Some records:
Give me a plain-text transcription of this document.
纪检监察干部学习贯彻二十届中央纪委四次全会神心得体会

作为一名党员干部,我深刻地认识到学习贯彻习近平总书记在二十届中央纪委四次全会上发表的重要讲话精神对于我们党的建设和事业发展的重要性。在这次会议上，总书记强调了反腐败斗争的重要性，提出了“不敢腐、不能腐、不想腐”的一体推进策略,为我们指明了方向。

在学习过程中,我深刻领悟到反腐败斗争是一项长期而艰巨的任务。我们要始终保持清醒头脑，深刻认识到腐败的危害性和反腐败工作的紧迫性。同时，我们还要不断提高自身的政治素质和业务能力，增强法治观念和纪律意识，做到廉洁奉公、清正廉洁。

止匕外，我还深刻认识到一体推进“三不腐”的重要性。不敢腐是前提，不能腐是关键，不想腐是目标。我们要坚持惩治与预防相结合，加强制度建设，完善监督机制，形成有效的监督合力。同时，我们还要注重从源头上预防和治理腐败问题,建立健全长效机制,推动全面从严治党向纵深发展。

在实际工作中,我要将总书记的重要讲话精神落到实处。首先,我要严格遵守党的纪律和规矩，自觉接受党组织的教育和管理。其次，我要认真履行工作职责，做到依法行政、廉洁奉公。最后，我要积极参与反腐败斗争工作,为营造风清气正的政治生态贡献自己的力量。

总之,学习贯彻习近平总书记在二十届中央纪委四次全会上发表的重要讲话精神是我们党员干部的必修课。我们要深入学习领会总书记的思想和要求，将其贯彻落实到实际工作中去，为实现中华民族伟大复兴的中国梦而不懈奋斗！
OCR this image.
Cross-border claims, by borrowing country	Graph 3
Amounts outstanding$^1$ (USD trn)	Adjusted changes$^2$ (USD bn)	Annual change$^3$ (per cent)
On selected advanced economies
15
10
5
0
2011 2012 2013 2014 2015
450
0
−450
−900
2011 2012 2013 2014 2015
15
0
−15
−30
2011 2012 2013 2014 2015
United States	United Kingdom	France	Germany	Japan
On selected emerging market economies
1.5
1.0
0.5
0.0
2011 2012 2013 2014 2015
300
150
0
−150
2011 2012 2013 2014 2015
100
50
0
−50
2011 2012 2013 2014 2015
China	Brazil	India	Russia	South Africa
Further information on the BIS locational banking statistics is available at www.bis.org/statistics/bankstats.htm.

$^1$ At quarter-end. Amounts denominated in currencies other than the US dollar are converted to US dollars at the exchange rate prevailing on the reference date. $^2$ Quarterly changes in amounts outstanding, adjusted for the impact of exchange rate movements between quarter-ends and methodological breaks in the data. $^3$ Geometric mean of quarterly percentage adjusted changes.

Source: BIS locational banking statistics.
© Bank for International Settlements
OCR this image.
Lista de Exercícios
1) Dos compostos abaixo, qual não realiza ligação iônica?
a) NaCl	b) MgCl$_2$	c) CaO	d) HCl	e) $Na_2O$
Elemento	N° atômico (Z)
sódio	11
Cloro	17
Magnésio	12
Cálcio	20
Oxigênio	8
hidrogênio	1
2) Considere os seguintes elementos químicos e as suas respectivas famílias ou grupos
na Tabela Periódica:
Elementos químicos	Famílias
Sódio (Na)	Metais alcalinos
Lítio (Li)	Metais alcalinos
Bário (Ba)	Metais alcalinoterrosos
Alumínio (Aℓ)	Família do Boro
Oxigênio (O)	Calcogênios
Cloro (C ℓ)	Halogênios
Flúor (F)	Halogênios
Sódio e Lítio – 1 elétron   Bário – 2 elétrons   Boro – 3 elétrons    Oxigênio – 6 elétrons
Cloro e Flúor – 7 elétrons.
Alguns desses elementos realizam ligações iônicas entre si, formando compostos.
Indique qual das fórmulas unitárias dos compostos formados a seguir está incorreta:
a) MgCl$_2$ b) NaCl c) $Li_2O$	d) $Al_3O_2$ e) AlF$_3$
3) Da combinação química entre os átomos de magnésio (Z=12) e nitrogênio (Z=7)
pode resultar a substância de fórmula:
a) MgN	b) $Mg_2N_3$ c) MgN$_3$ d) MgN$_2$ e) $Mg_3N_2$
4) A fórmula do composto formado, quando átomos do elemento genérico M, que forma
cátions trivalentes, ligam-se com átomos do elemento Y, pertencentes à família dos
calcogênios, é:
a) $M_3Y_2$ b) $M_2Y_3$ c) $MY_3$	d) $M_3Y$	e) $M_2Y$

#### Exercise brief:
Reproduce each record exactly, leaving nothing out.

#### Exercise solution:
Give me a plain-text transcription of this document.
纪检监察干部学习贯彻二十届中央纪委四次全会神心得体会

作为一名党员干部,我深刻地认识到学习贯彻习近平总书记在二十届中央纪委四次全会上发表的重要讲话精神对于我们党的建设和事业发展的重要性。在这次会议上，总书记强调了反腐败斗争的重要性，提出了“不敢腐、不能腐、不想腐”的一体推进策略,为我们指明了方向。

在学习过程中,我深刻领悟到反腐败斗争是一项长期而艰巨的任务。我们要始终保持清醒头脑，深刻认识到腐败的危害性和反腐败工作的紧迫性。同时，我们还要不断提高自身的政治素质和业务能力，增强法治观念和纪律意识，做到廉洁奉公、清正廉洁。

止匕外，我还深刻认识到一体推进“三不腐”的重要性。不敢腐是前提，不能腐是关键，不想腐是目标。我们要坚持惩治与预防相结合，加强制度建设，完善监督机制，形成有效的监督合力。同时，我们还要注重从源头上预防和治理腐败问题,建立健全长效机制,推动全面从严治党向纵深发展。

在实际工作中,我要将总书记的重要讲话精神落到实处。首先,我要严格遵守党的纪律和规矩，自觉接受党组织的教育和管理。其次，我要认真履行工作职责，做到依法行政、廉洁奉公。最后，我要积极参与反腐败斗争工作,为营造风清气正的政治生态贡献自己的力量。

总之,学习贯彻习近平总书记在二十届中央纪委四次全会上发表的重要讲话精神是我们党员干部的必修课。我们要深入学习领会总书记的思想和要求，将其贯彻落实到实际工作中去，为实现中华民族伟大复兴的中国梦而不懈奋斗！
OCR this image.
Cross-border claims, by borrowing country	Graph 3
Amounts outstanding$^1$ (USD trn)	Adjusted changes$^2$ (USD bn)	Annual change$^3$ (per cent)
On selected advanced economies
15
10
5
0
2011 2012 2013 2014 2015
450
0
−450
−900
2011 2012 2013 2014 2015
15
0
−15
−30
2011 2012 2013 2014 2015
United States	United Kingdom	France	Germany	Japan
On selected emerging market economies
1.5
1.0
0.5
0.0
2011 2012 2013 2014 2015
300
150
0
−150
2011 2012 2013 2014 2015
100
50
0
−50
2011 2012 2013 2014 2015
China	Brazil	India	Russia	South Africa
Further information on the BIS locational banking statistics is available at www.bis.org/statistics/bankstats.htm.

$^1$ At quarter-end. Amounts denominated in currencies other than the US dollar are converted to US dollars at the exchange rate prevailing on the reference date. $^2$ Quarterly changes in amounts outstanding, adjusted for the impact of exchange rate movements between quarter-ends and methodological breaks in the data. $^3$ Geometric mean of quarterly percentage adjusted changes.

Source: BIS locational banking statistics.
© Bank for International Settlements
OCR this image.
Lista de Exercícios
1) Dos compostos abaixo, qual não realiza ligação iônica?
a) NaCl	b) MgCl$_2$	c) CaO	d) HCl	e) $Na_2O$
Elemento	N° atômico (Z)
sódio	11
Cloro	17
Magnésio	12
Cálcio	20
Oxigênio	8
hidrogênio	1
2) Considere os seguintes elementos químicos e as suas respectivas famílias ou grupos
na Tabela Periódica:
Elementos químicos	Famílias
Sódio (Na)	Metais alcalinos
Lítio (Li)	Metais alcalinos
Bário (Ba)	Metais alcalinoterrosos
Alumínio (Aℓ)	Família do Boro
Oxigênio (O)	Calcogênios
Cloro (C ℓ)	Halogênios
Flúor (F)	Halogênios
Sódio e Lítio – 1 elétron   Bário – 2 elétrons   Boro – 3 elétrons    Oxigênio – 6 elétrons
Cloro e Flúor – 7 elétrons.
Alguns desses elementos realizam ligações iônicas entre si, formando compostos.
Indique qual das fórmulas unitárias dos compostos formados a seguir está incorreta:
a) MgCl$_2$ b) NaCl c) $Li_2O$	d) $Al_3O_2$ e) AlF$_3$
3) Da combinação química entre os átomos de magnésio (Z=12) e nitrogênio (Z=7)
pode resultar a substância de fórmula:
a) MgN	b) $Mg_2N_3$ c) MgN$_3$ d) MgN$_2$ e) $Mg_3N_2$
4) A fórmula do composto formado, quando átomos do elemento genérico M, que forma
cátions trivalentes, ligam-se com átomos do elemento Y, pertencentes à família dos
calcogênios, é:
a) $M_3Y_2$ b) $M_2Y_3$ c) $MY_3$	d) $M_3Y$	e) $M_2Y$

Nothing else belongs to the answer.